■ **Instructions for the task**: Wherever a line holds the string "Prad", copy that line.

■ **The data**:
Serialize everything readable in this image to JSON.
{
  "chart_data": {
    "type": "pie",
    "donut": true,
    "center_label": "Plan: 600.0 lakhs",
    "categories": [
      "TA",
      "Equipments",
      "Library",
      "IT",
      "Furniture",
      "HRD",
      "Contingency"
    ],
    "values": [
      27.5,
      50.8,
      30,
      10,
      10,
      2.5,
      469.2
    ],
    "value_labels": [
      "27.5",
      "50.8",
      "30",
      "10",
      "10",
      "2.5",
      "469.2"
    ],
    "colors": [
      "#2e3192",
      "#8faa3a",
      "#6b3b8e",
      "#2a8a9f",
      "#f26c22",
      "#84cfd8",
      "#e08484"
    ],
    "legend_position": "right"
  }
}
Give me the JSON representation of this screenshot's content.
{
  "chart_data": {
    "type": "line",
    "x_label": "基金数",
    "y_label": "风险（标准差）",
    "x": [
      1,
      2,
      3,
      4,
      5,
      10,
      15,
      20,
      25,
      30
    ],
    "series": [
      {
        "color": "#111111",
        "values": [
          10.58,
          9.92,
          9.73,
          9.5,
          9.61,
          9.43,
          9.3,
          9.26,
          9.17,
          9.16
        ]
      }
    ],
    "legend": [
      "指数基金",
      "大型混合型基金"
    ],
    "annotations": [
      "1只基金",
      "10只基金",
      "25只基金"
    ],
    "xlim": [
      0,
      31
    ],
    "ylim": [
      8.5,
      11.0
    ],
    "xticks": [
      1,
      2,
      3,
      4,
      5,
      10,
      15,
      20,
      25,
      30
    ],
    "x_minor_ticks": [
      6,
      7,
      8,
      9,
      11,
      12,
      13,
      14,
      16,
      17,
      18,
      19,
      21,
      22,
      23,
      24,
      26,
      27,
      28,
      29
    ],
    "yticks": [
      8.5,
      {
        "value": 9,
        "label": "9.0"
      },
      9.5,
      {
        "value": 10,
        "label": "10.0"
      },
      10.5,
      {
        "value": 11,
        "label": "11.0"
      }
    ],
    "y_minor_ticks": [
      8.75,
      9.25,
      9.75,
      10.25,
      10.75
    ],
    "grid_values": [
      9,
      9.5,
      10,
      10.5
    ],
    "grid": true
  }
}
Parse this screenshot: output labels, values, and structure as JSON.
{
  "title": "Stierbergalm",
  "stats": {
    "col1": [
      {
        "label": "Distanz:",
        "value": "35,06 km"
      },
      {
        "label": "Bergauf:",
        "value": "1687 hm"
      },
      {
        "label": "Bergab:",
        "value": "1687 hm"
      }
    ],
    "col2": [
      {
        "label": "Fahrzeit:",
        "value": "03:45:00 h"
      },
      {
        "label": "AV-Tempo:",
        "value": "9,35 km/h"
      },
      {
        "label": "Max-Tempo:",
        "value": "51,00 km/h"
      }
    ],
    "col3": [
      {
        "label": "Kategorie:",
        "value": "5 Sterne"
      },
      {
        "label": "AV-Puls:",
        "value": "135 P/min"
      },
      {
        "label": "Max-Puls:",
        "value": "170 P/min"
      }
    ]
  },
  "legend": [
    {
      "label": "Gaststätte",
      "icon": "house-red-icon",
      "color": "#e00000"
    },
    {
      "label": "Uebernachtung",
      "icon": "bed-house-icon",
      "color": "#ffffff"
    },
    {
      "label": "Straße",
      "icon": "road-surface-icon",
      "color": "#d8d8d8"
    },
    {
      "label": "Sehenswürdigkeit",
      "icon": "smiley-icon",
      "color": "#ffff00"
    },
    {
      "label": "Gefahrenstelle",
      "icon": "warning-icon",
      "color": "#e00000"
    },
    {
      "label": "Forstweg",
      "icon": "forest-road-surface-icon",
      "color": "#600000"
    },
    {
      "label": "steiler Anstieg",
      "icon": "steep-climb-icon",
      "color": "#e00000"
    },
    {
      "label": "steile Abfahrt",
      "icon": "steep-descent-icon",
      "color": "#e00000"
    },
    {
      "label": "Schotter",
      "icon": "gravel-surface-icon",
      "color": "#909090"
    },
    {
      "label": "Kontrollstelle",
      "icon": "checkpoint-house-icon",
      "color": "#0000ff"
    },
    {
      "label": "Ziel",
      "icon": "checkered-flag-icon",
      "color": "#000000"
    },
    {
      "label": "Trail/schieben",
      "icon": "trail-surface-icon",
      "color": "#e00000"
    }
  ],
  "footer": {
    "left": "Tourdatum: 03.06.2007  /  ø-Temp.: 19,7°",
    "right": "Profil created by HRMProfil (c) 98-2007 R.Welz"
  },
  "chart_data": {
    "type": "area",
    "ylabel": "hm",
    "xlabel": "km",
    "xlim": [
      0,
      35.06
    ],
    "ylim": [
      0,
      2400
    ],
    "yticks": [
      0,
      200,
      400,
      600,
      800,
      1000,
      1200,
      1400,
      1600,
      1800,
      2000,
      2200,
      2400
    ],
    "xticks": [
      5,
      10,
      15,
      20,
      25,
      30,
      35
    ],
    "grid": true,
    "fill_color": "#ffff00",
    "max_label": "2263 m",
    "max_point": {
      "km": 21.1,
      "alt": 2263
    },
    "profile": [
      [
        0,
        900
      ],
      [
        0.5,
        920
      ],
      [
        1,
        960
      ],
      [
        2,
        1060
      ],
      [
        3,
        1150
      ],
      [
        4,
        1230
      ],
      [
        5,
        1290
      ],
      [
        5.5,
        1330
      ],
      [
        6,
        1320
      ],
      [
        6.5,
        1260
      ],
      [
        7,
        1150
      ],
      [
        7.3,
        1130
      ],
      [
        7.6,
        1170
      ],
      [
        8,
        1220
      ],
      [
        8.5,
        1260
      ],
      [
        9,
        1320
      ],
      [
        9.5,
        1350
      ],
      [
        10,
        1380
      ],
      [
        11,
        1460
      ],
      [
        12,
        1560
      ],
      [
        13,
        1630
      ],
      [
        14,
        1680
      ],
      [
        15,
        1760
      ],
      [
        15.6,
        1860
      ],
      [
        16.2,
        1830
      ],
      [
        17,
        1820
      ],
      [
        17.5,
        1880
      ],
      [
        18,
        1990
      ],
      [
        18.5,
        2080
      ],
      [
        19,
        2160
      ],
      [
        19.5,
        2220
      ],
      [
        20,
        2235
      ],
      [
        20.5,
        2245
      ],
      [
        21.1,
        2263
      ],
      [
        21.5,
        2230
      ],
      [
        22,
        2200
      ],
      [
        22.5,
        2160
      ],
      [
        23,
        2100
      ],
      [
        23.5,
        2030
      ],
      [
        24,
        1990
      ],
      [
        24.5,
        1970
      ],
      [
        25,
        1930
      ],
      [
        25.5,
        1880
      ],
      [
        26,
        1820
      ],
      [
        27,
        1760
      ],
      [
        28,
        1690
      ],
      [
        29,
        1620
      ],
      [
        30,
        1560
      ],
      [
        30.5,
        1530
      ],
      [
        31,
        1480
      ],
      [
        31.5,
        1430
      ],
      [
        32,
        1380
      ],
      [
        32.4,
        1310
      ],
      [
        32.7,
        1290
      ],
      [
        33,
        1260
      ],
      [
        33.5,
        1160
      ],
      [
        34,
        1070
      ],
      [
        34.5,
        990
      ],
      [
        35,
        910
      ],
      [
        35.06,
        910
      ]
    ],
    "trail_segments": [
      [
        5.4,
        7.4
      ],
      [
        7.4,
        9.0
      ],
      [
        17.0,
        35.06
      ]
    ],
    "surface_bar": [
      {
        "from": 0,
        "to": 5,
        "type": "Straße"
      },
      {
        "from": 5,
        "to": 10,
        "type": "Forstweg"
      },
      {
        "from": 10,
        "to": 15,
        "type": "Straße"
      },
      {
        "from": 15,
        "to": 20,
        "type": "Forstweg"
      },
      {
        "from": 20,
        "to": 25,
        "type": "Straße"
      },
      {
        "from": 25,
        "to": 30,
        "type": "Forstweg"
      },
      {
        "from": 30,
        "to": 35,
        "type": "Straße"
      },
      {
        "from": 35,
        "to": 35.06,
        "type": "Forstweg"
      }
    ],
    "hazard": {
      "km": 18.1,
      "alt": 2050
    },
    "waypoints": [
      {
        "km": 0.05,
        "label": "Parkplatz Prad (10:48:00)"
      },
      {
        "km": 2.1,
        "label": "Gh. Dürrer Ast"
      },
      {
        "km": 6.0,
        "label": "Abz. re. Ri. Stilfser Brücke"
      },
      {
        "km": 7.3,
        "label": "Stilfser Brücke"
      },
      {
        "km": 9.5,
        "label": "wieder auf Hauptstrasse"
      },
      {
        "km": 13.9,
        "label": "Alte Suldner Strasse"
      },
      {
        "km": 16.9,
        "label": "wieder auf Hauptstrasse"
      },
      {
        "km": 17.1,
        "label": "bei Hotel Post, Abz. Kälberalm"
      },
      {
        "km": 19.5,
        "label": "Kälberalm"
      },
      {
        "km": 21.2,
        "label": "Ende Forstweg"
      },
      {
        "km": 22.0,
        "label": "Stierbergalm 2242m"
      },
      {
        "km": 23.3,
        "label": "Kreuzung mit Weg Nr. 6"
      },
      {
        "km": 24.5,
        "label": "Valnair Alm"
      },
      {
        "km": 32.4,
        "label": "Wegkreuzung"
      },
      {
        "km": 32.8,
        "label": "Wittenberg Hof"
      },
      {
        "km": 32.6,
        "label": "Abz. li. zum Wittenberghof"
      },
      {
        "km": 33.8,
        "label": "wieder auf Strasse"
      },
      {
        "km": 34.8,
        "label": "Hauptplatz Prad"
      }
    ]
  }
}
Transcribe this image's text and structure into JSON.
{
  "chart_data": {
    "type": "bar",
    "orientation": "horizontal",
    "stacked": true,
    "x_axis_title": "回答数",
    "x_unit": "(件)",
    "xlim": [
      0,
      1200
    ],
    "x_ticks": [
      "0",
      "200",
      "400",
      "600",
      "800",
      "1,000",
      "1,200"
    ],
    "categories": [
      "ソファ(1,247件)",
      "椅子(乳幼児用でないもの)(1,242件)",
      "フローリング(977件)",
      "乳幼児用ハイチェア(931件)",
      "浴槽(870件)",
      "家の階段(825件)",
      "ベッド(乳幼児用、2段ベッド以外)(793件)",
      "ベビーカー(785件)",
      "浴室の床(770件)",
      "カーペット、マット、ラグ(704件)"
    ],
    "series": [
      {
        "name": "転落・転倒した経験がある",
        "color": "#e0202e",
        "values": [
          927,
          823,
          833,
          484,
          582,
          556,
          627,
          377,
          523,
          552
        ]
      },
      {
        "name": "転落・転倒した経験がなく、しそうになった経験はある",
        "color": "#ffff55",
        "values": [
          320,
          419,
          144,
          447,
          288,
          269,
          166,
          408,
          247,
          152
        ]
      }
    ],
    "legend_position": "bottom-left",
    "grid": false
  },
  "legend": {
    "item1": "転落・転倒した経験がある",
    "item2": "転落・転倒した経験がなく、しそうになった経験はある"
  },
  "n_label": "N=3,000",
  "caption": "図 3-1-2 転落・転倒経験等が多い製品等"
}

■ **Reply**:
        "label": "Parkplatz Prad (10:48:00)"
        "label": "Hauptplatz Prad"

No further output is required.